### Goal
Filter the lines below, copying only those with the string "Colombia".

## BEGIN Data

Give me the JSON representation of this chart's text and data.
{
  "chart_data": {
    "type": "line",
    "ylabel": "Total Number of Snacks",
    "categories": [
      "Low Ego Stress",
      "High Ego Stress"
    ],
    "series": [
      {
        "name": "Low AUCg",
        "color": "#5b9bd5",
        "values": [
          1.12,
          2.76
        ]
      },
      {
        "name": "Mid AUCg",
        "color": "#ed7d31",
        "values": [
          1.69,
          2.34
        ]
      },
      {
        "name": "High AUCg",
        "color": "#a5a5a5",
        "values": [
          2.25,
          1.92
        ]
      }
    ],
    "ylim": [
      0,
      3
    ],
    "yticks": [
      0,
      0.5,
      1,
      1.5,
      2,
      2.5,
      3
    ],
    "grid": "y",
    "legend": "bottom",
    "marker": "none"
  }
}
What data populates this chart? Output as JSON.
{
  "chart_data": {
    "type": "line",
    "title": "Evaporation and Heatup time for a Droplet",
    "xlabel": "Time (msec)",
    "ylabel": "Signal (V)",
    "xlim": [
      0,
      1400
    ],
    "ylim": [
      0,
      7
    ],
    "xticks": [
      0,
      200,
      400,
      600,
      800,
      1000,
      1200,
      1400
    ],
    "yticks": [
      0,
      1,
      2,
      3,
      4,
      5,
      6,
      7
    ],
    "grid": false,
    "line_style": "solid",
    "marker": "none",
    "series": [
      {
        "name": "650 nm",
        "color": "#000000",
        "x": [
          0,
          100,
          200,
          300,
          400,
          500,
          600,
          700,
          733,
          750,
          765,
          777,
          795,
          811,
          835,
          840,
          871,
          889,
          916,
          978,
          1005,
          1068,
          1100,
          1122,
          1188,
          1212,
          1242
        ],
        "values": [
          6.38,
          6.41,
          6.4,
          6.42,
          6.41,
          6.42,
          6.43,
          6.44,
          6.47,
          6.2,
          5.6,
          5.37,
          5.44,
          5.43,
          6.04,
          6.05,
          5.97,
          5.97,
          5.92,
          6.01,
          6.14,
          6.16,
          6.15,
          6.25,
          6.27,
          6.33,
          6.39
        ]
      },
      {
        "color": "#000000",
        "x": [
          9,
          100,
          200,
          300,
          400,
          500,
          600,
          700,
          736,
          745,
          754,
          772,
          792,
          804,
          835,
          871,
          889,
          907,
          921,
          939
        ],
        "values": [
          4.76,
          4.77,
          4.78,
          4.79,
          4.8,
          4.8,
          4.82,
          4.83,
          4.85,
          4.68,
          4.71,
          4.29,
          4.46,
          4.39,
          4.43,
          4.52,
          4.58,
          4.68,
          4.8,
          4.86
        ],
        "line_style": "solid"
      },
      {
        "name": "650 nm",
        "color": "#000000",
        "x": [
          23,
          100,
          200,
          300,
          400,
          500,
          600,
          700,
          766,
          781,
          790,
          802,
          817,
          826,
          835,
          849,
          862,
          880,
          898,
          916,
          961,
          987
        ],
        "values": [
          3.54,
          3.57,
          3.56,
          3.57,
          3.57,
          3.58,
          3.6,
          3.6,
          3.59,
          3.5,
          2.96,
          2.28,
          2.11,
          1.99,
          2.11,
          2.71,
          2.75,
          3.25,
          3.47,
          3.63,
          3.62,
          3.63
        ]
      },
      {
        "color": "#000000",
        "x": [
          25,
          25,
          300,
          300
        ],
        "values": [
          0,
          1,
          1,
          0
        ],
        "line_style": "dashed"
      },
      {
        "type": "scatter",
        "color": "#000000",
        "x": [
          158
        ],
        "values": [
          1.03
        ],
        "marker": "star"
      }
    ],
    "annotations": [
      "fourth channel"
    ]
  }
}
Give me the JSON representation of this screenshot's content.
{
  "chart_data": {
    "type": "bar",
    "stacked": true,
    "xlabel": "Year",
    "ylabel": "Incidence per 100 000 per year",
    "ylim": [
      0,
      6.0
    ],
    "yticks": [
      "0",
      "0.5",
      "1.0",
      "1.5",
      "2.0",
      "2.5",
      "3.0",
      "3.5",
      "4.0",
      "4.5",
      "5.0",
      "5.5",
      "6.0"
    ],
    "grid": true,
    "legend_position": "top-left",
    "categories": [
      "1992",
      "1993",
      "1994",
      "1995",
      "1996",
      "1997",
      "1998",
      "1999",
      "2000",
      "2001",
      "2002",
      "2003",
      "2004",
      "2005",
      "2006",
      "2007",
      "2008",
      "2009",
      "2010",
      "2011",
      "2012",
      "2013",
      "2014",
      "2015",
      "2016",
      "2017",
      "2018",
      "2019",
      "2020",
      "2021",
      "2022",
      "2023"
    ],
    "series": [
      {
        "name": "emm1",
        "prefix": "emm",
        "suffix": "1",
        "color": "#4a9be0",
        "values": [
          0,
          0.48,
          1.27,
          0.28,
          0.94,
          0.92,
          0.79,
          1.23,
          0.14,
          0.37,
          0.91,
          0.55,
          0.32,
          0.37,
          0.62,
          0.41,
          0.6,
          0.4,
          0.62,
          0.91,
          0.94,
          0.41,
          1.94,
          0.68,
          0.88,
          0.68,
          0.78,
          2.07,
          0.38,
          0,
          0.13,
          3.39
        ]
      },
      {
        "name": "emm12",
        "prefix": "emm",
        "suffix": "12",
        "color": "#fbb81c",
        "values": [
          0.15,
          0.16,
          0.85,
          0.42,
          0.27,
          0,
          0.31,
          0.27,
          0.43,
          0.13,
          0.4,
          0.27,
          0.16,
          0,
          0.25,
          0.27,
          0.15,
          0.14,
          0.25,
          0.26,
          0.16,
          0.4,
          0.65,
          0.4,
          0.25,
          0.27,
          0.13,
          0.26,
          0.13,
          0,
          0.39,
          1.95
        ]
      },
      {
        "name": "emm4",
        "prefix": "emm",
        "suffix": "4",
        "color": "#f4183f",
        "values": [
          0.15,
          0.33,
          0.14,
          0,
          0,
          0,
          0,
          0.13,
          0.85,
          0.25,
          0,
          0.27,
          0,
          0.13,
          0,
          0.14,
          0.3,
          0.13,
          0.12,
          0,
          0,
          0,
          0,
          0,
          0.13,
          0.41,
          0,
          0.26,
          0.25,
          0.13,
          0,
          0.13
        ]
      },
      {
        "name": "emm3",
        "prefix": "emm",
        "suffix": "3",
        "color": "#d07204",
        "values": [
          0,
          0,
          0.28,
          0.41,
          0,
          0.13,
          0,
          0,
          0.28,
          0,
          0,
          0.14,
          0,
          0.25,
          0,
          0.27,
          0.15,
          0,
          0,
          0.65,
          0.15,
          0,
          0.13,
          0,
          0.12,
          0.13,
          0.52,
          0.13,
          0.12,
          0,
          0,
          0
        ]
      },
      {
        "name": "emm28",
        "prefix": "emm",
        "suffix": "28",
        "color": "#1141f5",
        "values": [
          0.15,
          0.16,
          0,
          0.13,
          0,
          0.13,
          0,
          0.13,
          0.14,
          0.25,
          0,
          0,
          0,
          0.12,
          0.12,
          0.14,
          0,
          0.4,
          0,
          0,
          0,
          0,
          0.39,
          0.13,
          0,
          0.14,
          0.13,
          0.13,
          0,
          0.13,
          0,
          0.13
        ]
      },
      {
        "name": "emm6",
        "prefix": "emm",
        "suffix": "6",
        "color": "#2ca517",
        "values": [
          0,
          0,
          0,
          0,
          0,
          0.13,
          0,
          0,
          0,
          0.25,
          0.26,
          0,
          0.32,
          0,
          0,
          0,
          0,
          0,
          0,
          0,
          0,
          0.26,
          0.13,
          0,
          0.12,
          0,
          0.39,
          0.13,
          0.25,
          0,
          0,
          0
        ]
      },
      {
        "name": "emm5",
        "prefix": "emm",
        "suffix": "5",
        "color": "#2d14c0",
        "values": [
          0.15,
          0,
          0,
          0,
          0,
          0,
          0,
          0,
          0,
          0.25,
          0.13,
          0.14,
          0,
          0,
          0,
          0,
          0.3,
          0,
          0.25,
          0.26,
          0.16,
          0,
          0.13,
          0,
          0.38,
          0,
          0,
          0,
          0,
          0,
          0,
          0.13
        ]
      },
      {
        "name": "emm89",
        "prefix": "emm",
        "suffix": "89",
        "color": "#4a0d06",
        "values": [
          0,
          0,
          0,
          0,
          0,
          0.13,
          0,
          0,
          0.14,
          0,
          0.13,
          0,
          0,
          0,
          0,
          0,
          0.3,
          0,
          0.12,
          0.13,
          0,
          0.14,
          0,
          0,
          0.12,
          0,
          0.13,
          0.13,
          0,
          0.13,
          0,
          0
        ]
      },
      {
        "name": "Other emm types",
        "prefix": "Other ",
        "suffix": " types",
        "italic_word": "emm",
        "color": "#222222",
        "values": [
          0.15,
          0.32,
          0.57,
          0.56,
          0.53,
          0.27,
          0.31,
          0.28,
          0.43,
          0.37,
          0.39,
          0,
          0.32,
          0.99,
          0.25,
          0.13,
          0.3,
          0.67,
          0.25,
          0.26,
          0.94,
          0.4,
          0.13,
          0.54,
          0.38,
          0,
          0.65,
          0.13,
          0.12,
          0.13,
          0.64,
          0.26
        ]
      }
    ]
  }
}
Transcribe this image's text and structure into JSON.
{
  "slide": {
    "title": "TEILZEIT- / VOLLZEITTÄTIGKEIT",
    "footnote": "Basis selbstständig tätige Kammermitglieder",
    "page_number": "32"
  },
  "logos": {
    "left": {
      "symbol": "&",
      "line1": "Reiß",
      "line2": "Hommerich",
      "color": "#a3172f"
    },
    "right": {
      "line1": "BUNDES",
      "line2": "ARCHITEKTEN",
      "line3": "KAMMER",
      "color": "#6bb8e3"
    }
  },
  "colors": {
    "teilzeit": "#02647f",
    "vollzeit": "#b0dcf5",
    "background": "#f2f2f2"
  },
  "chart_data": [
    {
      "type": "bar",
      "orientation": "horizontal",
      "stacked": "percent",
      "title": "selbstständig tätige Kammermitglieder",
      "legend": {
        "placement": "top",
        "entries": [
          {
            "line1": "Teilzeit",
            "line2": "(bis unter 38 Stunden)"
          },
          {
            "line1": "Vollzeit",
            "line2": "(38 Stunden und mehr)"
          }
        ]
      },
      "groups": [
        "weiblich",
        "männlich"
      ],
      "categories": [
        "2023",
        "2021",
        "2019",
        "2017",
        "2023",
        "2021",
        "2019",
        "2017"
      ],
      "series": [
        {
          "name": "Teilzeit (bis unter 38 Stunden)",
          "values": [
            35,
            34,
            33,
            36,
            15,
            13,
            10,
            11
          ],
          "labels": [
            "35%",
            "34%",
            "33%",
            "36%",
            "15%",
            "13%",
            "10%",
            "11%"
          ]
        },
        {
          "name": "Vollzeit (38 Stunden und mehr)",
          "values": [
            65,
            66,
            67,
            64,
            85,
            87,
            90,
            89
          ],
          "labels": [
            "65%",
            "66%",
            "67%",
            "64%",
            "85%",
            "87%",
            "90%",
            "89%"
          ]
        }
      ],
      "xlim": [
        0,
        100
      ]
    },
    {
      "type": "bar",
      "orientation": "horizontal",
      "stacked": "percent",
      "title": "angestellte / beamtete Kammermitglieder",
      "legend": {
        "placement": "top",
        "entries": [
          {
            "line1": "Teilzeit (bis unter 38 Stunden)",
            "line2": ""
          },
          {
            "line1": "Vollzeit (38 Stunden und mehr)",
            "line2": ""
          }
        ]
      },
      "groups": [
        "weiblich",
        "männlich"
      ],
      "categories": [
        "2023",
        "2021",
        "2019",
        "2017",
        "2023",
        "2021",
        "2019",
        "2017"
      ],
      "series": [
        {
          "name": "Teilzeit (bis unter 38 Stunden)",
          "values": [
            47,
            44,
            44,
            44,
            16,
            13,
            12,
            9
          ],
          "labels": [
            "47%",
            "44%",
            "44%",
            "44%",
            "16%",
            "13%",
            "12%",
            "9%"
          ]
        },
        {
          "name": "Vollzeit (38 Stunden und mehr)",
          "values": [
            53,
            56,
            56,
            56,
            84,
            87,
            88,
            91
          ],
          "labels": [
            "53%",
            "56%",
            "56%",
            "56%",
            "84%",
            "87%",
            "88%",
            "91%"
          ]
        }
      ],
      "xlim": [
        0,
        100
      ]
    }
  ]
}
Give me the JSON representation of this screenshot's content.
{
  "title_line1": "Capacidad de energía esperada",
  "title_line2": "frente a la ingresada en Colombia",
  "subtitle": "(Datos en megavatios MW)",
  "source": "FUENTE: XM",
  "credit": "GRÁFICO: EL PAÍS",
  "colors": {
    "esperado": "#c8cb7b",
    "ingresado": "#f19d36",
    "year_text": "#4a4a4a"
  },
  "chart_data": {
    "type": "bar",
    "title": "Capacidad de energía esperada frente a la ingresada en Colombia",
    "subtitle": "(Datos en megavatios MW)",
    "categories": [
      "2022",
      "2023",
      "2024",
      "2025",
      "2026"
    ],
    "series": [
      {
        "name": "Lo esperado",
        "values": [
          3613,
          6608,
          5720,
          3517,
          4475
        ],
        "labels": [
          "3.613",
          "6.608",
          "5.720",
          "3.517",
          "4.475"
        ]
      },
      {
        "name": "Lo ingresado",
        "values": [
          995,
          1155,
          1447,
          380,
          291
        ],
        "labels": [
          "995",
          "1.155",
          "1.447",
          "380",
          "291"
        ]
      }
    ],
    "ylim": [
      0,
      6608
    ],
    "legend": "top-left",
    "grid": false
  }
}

## END Data

### Solved exercise
  "title_line2": "frente a la ingresada en Colombia",
    "title": "Capacidad de energía esperada frente a la ingresada en Colombia",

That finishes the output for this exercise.